* _EXERCISE_: Will you give every entry again exactly as it stands?

Items from a data source
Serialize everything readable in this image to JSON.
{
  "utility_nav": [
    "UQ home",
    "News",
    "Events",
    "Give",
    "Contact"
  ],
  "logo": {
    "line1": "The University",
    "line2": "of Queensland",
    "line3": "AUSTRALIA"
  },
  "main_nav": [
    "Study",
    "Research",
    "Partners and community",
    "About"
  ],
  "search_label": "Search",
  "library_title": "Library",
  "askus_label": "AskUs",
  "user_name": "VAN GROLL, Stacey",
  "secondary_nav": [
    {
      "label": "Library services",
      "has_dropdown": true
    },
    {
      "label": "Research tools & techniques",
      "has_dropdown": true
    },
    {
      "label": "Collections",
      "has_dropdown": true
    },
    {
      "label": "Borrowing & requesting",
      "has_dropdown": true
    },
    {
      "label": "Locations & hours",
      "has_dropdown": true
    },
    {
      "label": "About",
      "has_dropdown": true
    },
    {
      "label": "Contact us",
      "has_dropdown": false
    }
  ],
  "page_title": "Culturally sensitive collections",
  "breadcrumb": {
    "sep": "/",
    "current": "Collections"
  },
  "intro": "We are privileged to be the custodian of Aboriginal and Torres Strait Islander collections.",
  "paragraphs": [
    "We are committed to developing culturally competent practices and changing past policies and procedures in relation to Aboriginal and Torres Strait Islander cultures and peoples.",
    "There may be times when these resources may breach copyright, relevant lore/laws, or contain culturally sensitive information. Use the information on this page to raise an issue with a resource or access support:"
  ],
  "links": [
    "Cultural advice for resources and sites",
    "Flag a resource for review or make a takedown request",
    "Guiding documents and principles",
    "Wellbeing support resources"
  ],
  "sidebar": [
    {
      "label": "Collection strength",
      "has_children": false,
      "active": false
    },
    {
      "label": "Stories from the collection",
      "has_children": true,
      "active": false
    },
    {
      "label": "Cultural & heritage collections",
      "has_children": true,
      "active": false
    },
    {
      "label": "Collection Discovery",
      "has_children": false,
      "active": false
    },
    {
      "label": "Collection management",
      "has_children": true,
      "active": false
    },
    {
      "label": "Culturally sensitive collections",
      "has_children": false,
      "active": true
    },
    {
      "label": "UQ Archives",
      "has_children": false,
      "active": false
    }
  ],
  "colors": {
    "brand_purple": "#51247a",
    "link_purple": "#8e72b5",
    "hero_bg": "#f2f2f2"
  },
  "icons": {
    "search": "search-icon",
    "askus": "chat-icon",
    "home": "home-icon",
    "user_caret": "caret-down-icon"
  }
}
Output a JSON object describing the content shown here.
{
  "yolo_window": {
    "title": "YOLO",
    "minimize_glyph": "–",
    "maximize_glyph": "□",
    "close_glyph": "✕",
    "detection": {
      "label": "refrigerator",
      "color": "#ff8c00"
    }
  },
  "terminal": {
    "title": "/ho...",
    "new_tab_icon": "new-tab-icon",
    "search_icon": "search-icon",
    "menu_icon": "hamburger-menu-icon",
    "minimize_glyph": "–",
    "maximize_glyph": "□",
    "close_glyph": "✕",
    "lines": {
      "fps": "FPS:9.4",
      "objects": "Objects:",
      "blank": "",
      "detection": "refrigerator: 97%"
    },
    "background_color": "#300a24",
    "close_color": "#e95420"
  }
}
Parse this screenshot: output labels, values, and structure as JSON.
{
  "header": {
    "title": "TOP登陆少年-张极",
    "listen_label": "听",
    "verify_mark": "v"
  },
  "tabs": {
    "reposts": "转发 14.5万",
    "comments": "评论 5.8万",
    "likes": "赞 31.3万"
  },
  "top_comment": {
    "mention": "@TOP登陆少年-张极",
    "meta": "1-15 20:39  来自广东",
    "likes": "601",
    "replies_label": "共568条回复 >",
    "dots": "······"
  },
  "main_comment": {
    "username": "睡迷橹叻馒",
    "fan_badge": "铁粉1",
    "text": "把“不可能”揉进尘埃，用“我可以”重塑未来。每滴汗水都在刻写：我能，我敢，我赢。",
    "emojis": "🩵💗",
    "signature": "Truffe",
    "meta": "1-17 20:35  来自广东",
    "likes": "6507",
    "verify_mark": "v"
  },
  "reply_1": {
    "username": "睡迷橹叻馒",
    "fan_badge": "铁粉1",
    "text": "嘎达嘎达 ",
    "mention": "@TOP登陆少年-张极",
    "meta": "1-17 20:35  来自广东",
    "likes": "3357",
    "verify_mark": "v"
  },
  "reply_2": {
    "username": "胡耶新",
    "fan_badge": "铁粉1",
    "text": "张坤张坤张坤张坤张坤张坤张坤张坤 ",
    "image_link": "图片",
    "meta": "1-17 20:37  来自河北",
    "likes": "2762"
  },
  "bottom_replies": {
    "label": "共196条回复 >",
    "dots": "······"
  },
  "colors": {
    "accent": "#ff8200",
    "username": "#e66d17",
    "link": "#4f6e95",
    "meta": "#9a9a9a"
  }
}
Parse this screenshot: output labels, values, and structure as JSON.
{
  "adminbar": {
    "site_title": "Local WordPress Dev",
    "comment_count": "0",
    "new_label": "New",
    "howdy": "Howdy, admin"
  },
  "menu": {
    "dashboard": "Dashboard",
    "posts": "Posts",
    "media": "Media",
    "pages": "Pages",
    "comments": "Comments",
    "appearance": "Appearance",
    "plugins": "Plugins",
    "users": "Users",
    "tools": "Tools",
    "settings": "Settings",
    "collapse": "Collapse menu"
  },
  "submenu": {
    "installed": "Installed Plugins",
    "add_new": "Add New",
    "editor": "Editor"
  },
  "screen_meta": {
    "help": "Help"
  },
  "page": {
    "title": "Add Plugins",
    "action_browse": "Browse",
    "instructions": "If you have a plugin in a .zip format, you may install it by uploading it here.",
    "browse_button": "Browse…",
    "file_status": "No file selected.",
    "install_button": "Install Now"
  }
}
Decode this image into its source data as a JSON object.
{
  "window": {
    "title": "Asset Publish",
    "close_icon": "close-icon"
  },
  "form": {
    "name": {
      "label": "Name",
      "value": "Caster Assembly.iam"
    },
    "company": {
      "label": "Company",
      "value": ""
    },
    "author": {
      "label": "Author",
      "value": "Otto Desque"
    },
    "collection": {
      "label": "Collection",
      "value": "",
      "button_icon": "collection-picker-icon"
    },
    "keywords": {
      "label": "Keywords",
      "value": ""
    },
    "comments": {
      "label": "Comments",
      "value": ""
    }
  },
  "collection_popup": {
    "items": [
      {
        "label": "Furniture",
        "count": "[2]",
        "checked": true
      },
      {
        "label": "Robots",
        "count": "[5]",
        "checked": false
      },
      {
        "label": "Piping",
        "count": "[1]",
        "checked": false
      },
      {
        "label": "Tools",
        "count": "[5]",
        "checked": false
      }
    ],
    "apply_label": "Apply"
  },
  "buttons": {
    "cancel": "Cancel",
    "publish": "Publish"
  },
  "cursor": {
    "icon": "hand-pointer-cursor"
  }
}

* _EXERCISE SOLUTION_:
Serialize everything readable in this image to JSON.
{
  "utility_nav": [
    "UQ home",
    "News",
    "Events",
    "Give",
    "Contact"
  ],
  "logo": {
    "line1": "The University",
    "line2": "of Queensland",
    "line3": "AUSTRALIA"
  },
  "main_nav": [
    "Study",
    "Research",
    "Partners and community",
    "About"
  ],
  "search_label": "Search",
  "library_title": "Library",
  "askus_label": "AskUs",
  "user_name": "VAN GROLL, Stacey",
  "secondary_nav": [
    {
      "label": "Library services",
      "has_dropdown": true
    },
    {
      "label": "Research tools & techniques",
      "has_dropdown": true
    },
    {
      "label": "Collections",
      "has_dropdown": true
    },
    {
      "label": "Borrowing & requesting",
      "has_dropdown": true
    },
    {
      "label": "Locations & hours",
      "has_dropdown": true
    },
    {
      "label": "About",
      "has_dropdown": true
    },
    {
      "label": "Contact us",
      "has_dropdown": false
    }
  ],
  "page_title": "Culturally sensitive collections",
  "breadcrumb": {
    "sep": "/",
    "current": "Collections"
  },
  "intro": "We are privileged to be the custodian of Aboriginal and Torres Strait Islander collections.",
  "paragraphs": [
    "We are committed to developing culturally competent practices and changing past policies and procedures in relation to Aboriginal and Torres Strait Islander cultures and peoples.",
    "There may be times when these resources may breach copyright, relevant lore/laws, or contain culturally sensitive information. Use the information on this page to raise an issue with a resource or access support:"
  ],
  "links": [
    "Cultural advice for resources and sites",
    "Flag a resource for review or make a takedown request",
    "Guiding documents and principles",
    "Wellbeing support resources"
  ],
  "sidebar": [
    {
      "label": "Collection strength",
      "has_children": false,
      "active": false
    },
    {
      "label": "Stories from the collection",
      "has_children": true,
      "active": false
    },
    {
      "label": "Cultural & heritage collections",
      "has_children": true,
      "active": false
    },
    {
      "label": "Collection Discovery",
      "has_children": false,
      "active": false
    },
    {
      "label": "Collection management",
      "has_children": true,
      "active": false
    },
    {
      "label": "Culturally sensitive collections",
      "has_children": false,
      "active": true
    },
    {
      "label": "UQ Archives",
      "has_children": false,
      "active": false
    }
  ],
  "colors": {
    "brand_purple": "#51247a",
    "link_purple": "#8e72b5",
    "hero_bg": "#f2f2f2"
  },
  "icons": {
    "search": "search-icon",
    "askus": "chat-icon",
    "home": "home-icon",
    "user_caret": "caret-down-icon"
  }
}
Output a JSON object describing the content shown here.
{
  "yolo_window": {
    "title": "YOLO",
    "minimize_glyph": "–",
    "maximize_glyph": "□",
    "close_glyph": "✕",
    "detection": {
      "label": "refrigerator",
      "color": "#ff8c00"
    }
  },
  "terminal": {
    "title": "/ho...",
    "new_tab_icon": "new-tab-icon",
    "search_icon": "search-icon",
    "menu_icon": "hamburger-menu-icon",
    "minimize_glyph": "–",
    "maximize_glyph": "□",
    "close_glyph": "✕",
    "lines": {
      "fps": "FPS:9.4",
      "objects": "Objects:",
      "blank": "",
      "detection": "refrigerator: 97%"
    },
    "background_color": "#300a24",
    "close_color": "#e95420"
  }
}
Parse this screenshot: output labels, values, and structure as JSON.
{
  "header": {
    "title": "TOP登陆少年-张极",
    "listen_label": "听",
    "verify_mark": "v"
  },
  "tabs": {
    "reposts": "转发 14.5万",
    "comments": "评论 5.8万",
    "likes": "赞 31.3万"
  },
  "top_comment": {
    "mention": "@TOP登陆少年-张极",
    "meta": "1-15 20:39  来自广东",
    "likes": "601",
    "replies_label": "共568条回复 >",
    "dots": "······"
  },
  "main_comment": {
    "username": "睡迷橹叻馒",
    "fan_badge": "铁粉1",
    "text": "把“不可能”揉进尘埃，用“我可以”重塑未来。每滴汗水都在刻写：我能，我敢，我赢。",
    "emojis": "🩵💗",
    "signature": "Truffe",
    "meta": "1-17 20:35  来自广东",
    "likes": "6507",
    "verify_mark": "v"
  },
  "reply_1": {
    "username": "睡迷橹叻馒",
    "fan_badge": "铁粉1",
    "text": "嘎达嘎达 ",
    "mention": "@TOP登陆少年-张极",
    "meta": "1-17 20:35  来自广东",
    "likes": "3357",
    "verify_mark": "v"
  },
  "reply_2": {
    "username": "胡耶新",
    "fan_badge": "铁粉1",
    "text": "张坤张坤张坤张坤张坤张坤张坤张坤 ",
    "image_link": "图片",
    "meta": "1-17 20:37  来自河北",
    "likes": "2762"
  },
  "bottom_replies": {
    "label": "共196条回复 >",
    "dots": "······"
  },
  "colors": {
    "accent": "#ff8200",
    "username": "#e66d17",
    "link": "#4f6e95",
    "meta": "#9a9a9a"
  }
}
Parse this screenshot: output labels, values, and structure as JSON.
{
  "adminbar": {
    "site_title": "Local WordPress Dev",
    "comment_count": "0",
    "new_label": "New",
    "howdy": "Howdy, admin"
  },
  "menu": {
    "dashboard": "Dashboard",
    "posts": "Posts",
    "media": "Media",
    "pages": "Pages",
    "comments": "Comments",
    "appearance": "Appearance",
    "plugins": "Plugins",
    "users": "Users",
    "tools": "Tools",
    "settings": "Settings",
    "collapse": "Collapse menu"
  },
  "submenu": {
    "installed": "Installed Plugins",
    "add_new": "Add New",
    "editor": "Editor"
  },
  "screen_meta": {
    "help": "Help"
  },
  "page": {
    "title": "Add Plugins",
    "action_browse": "Browse",
    "instructions": "If you have a plugin in a .zip format, you may install it by uploading it here.",
    "browse_button": "Browse…",
    "file_status": "No file selected.",
    "install_button": "Install Now"
  }
}
Decode this image into its source data as a JSON object.
{
  "window": {
    "title": "Asset Publish",
    "close_icon": "close-icon"
  },
  "form": {
    "name": {
      "label": "Name",
      "value": "Caster Assembly.iam"
    },
    "company": {
      "label": "Company",
      "value": ""
    },
    "author": {
      "label": "Author",
      "value": "Otto Desque"
    },
    "collection": {
      "label": "Collection",
      "value": "",
      "button_icon": "collection-picker-icon"
    },
    "keywords": {
      "label": "Keywords",
      "value": ""
    },
    "comments": {
      "label": "Comments",
      "value": ""
    }
  },
  "collection_popup": {
    "items": [
      {
        "label": "Furniture",
        "count": "[2]",
        "checked": true
      },
      {
        "label": "Robots",
        "count": "[5]",
        "checked": false
      },
      {
        "label": "Piping",
        "count": "[1]",
        "checked": false
      },
      {
        "label": "Tools",
        "count": "[5]",
        "checked": false
      }
    ],
    "apply_label": "Apply"
  },
  "buttons": {
    "cancel": "Cancel",
    "publish": "Publish"
  },
  "cursor": {
    "icon": "hand-pointer-cursor"
  }
}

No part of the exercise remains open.